Description of the task -> Extract, from the records beneath this instruction, each line that contains the word "Time".

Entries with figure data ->
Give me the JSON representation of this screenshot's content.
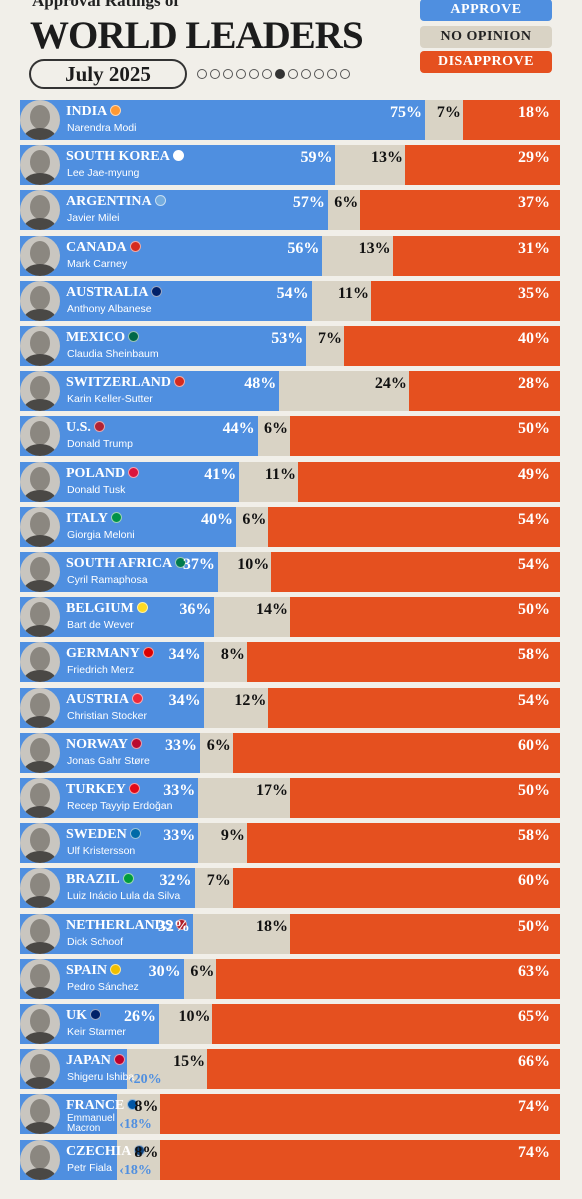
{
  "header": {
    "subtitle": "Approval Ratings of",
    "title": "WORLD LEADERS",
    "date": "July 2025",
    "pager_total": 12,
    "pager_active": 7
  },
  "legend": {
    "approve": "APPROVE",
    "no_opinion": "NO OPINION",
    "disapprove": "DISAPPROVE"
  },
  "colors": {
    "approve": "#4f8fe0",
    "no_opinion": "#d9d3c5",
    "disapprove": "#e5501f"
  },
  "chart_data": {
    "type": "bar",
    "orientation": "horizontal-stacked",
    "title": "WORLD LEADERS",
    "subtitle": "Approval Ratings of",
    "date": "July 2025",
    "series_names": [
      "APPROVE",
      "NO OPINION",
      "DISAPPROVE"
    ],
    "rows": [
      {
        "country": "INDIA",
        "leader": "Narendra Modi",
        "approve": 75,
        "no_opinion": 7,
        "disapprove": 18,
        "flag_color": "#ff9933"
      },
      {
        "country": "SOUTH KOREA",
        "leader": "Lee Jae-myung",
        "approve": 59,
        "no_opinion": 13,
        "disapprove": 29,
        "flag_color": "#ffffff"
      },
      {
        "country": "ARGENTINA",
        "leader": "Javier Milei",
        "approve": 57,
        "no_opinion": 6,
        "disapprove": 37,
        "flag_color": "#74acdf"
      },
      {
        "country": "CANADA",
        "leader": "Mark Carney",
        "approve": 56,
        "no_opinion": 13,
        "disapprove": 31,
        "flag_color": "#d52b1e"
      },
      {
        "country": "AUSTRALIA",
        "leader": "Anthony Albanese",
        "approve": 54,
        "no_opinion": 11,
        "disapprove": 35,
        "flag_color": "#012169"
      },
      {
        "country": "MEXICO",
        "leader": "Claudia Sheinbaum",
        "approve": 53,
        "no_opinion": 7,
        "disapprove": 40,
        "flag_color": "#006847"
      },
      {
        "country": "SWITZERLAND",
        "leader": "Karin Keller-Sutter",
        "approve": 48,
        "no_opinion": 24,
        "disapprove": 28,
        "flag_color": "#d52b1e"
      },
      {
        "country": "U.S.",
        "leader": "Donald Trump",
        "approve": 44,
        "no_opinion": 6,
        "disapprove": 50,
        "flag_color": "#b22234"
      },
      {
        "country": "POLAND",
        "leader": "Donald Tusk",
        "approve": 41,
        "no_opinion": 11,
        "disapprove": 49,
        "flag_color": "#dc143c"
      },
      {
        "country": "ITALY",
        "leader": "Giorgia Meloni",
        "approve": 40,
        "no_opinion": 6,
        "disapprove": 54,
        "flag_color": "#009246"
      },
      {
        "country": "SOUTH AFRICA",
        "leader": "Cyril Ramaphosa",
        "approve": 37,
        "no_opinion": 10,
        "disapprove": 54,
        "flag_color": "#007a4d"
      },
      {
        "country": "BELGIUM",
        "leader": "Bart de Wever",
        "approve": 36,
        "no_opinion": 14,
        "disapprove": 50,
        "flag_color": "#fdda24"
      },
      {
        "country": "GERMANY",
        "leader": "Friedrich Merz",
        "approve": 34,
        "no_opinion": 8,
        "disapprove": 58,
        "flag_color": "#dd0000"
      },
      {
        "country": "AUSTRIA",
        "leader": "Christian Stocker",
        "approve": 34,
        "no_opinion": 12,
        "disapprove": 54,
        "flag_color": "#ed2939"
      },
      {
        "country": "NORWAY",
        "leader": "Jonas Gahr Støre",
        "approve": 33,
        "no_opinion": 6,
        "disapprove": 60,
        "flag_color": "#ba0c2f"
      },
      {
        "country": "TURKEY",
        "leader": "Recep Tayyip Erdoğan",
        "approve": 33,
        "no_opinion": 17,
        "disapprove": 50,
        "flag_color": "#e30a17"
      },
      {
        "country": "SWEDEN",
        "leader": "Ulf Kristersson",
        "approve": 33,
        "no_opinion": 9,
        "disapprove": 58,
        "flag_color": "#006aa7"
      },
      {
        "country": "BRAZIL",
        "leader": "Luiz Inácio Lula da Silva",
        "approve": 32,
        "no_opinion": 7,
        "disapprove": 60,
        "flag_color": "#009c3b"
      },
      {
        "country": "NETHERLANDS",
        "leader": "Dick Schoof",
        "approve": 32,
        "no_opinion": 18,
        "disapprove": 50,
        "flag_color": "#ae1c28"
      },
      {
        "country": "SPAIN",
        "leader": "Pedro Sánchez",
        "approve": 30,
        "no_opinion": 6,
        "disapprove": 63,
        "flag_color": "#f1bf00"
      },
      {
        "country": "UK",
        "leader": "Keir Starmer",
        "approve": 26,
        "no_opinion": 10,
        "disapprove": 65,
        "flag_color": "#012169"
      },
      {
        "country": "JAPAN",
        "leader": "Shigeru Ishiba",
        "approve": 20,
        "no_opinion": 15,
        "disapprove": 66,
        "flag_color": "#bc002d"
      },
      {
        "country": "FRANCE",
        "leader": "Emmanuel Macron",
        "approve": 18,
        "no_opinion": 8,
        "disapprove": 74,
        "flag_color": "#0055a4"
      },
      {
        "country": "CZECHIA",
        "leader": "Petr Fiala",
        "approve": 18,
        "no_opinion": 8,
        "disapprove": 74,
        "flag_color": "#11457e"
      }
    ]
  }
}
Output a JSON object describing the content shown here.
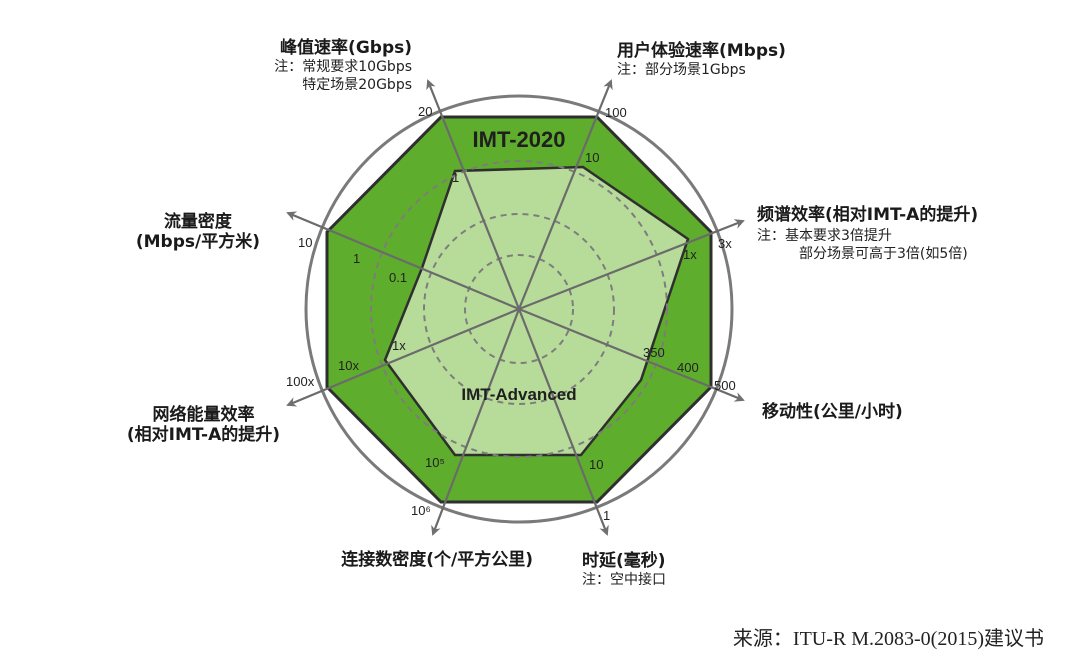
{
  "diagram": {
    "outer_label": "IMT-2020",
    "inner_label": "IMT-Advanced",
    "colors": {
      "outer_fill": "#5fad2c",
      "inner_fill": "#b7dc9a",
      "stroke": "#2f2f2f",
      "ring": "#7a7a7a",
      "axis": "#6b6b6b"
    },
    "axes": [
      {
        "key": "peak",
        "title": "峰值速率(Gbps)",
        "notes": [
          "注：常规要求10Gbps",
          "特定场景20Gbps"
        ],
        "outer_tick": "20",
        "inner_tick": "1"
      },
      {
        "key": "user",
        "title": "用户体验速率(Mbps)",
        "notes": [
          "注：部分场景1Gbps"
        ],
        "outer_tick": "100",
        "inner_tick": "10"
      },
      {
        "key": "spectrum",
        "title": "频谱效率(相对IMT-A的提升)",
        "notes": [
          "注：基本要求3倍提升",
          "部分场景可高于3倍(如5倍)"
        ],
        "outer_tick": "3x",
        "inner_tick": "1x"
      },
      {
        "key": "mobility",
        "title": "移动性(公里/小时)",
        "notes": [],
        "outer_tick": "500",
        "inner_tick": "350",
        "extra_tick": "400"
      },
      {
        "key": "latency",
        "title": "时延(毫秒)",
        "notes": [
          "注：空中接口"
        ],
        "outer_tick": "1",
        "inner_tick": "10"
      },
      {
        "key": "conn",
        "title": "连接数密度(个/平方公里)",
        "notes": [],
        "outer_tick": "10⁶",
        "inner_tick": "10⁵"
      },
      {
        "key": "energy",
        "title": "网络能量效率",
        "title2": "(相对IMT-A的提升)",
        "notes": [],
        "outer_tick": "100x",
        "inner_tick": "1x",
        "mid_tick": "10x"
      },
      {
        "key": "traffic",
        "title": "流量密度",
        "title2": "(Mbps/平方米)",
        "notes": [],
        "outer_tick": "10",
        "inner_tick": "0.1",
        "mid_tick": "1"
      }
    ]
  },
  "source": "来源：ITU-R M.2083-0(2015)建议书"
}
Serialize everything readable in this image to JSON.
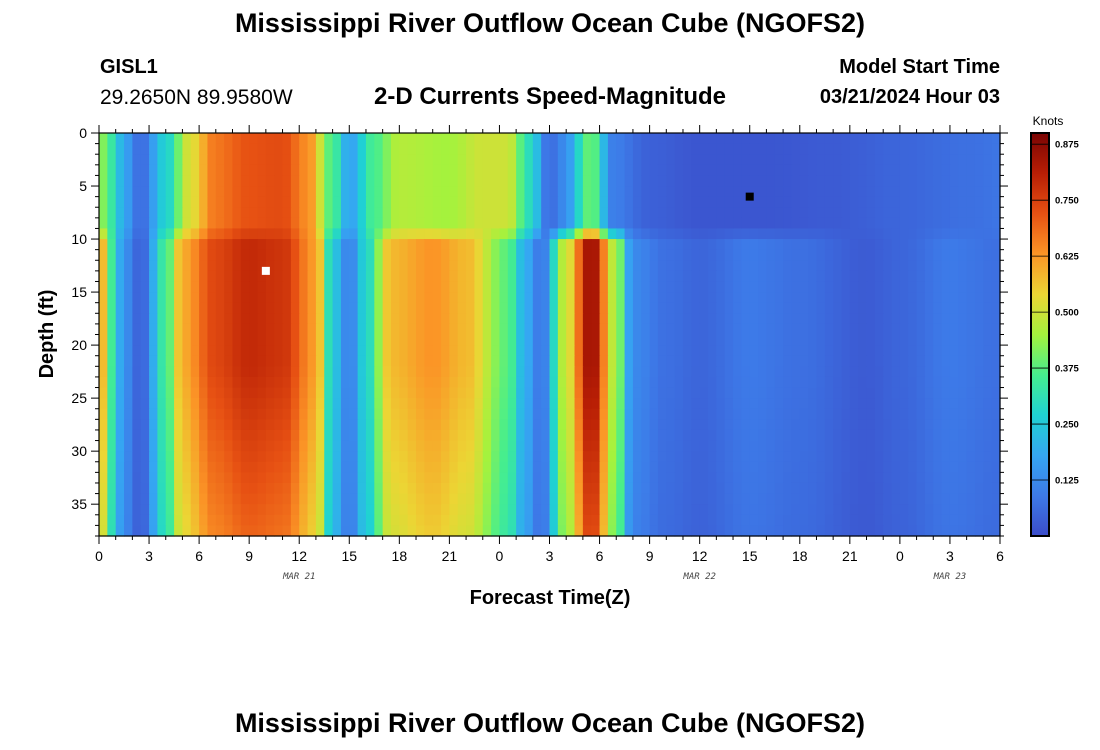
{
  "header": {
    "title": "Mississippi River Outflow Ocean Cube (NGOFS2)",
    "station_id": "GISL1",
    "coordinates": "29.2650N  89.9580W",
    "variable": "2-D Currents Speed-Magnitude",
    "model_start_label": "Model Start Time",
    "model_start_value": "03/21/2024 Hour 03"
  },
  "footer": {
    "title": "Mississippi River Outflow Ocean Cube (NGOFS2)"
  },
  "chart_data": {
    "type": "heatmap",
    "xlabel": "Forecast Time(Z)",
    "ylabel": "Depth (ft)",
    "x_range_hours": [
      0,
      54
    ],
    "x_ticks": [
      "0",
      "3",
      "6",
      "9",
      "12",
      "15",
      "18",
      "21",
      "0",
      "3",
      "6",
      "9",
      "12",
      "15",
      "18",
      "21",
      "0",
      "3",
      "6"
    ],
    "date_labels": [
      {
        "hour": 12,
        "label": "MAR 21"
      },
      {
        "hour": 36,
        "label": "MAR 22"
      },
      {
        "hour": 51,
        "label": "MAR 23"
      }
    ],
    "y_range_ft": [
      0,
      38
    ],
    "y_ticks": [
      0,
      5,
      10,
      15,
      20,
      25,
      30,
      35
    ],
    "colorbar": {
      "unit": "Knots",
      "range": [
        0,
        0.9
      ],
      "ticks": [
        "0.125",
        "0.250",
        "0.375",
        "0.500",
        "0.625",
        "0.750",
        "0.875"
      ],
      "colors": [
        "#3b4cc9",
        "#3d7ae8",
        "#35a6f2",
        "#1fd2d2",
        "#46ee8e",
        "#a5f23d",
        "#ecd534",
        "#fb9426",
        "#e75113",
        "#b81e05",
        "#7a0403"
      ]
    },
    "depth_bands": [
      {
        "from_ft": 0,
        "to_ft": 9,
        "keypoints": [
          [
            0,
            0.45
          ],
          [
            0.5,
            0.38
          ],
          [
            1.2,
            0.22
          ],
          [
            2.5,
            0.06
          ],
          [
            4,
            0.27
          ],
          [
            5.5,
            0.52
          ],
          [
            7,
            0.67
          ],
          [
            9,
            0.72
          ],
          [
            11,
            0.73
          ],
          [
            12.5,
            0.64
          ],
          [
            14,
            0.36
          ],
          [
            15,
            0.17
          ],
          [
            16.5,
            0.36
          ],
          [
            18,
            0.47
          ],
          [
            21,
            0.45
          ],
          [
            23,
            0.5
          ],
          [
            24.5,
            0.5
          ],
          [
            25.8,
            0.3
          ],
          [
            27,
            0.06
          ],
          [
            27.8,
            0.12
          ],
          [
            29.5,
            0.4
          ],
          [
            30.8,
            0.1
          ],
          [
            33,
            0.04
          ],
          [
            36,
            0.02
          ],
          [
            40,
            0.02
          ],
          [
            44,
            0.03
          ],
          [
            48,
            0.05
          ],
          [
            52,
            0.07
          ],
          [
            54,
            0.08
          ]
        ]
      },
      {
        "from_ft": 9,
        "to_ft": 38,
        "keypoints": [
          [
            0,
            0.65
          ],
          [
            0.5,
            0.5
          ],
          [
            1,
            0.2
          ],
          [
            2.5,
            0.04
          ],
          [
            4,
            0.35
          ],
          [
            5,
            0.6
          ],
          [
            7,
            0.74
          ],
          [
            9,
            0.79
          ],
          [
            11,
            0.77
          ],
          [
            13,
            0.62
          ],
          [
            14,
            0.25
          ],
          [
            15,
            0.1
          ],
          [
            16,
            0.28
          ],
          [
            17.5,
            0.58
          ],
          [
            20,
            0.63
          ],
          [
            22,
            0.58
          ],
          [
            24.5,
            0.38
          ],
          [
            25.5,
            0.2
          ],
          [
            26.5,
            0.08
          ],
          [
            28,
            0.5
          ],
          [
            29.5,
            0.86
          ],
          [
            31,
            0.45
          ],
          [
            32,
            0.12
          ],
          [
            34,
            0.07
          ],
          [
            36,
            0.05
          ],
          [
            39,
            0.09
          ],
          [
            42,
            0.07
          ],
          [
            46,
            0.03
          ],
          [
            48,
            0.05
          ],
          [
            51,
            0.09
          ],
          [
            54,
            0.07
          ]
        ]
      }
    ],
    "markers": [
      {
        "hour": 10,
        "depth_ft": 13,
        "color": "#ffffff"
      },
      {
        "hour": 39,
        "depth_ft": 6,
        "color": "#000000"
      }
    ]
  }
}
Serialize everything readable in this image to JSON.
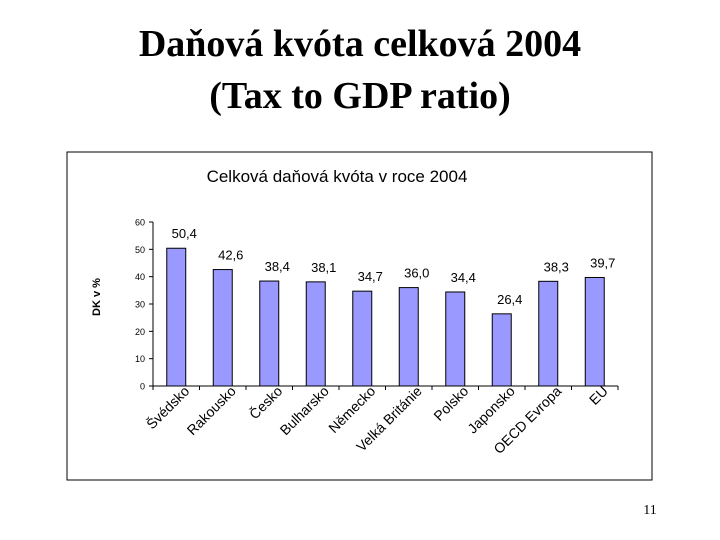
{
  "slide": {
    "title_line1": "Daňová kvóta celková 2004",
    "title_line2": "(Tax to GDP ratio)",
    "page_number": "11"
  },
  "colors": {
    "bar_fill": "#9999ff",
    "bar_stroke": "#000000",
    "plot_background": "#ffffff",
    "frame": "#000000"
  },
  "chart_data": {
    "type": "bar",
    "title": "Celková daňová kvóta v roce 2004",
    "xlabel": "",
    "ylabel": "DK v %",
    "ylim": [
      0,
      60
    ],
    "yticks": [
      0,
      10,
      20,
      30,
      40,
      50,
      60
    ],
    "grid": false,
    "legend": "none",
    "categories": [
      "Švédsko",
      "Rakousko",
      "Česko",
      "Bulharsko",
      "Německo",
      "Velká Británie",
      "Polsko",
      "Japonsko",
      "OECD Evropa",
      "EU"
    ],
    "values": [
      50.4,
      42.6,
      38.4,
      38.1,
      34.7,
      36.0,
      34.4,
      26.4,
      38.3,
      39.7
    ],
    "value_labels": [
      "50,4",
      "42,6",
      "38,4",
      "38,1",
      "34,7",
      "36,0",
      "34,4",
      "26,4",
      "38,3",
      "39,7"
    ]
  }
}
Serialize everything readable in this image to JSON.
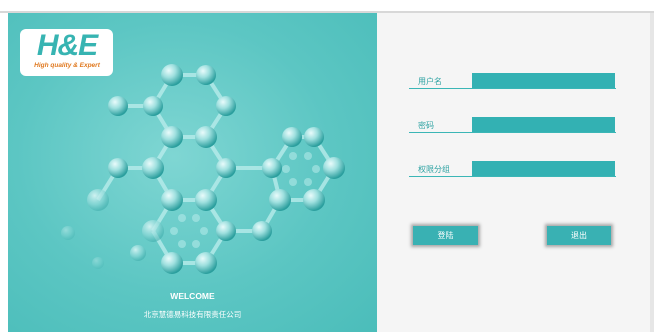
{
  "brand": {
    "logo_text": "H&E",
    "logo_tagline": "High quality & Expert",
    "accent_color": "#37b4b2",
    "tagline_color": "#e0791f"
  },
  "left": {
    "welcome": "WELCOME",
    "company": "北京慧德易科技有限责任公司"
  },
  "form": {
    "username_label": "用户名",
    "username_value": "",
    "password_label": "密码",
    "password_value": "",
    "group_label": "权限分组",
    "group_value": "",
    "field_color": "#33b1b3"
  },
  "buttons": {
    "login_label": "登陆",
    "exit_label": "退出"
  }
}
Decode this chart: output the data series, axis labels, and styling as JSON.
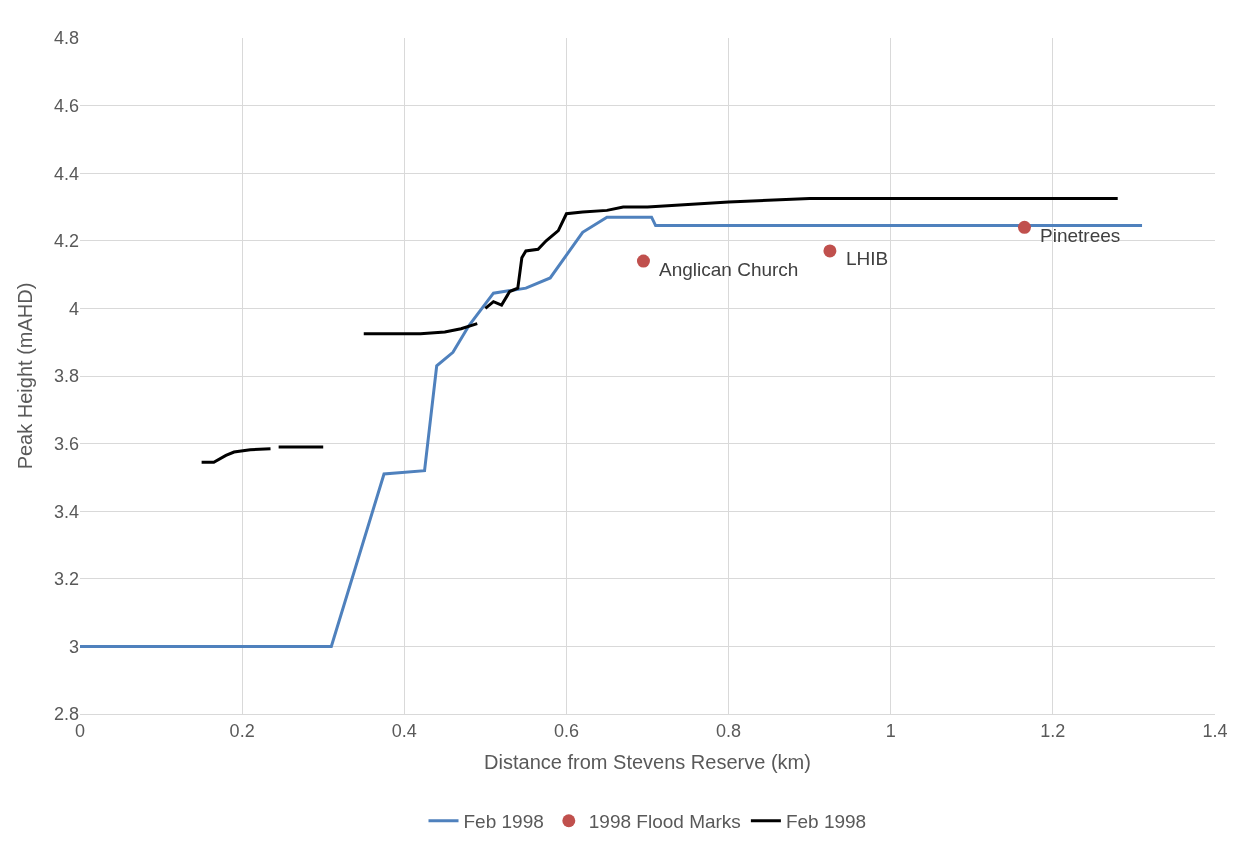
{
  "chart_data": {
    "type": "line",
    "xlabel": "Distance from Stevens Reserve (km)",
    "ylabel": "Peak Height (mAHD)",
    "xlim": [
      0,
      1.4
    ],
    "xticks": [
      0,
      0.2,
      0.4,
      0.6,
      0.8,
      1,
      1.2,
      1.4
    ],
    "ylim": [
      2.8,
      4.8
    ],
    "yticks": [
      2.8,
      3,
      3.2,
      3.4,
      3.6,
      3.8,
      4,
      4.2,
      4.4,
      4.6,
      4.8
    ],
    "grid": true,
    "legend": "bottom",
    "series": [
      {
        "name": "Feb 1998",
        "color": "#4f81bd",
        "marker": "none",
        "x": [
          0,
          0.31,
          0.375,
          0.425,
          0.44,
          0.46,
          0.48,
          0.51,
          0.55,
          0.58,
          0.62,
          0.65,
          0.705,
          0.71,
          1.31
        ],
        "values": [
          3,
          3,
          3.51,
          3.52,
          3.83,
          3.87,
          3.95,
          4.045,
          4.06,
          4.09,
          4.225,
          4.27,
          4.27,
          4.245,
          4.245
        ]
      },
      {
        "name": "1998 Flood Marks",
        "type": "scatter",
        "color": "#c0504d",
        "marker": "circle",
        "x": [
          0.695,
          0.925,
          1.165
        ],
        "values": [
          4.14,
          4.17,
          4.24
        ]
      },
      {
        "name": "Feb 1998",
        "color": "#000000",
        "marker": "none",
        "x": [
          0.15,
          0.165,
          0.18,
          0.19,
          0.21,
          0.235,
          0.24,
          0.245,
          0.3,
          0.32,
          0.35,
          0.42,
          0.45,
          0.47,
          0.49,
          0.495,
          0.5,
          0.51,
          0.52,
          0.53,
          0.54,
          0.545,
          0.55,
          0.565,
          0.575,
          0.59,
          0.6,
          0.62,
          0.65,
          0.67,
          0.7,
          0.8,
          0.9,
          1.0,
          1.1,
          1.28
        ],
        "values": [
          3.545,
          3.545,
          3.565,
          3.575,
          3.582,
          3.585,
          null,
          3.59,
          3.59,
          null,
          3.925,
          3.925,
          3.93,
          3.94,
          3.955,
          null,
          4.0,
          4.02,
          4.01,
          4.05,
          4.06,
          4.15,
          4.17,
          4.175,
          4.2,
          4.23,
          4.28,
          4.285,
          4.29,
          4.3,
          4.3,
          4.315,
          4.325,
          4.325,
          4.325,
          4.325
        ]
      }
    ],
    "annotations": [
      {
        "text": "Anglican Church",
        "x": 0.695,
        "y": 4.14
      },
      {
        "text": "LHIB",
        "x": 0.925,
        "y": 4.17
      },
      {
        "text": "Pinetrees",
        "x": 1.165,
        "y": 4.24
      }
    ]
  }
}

Solution ->
    "model_start_label": "Model Start Time",
    "xlabel": "Forecast Time(Z)",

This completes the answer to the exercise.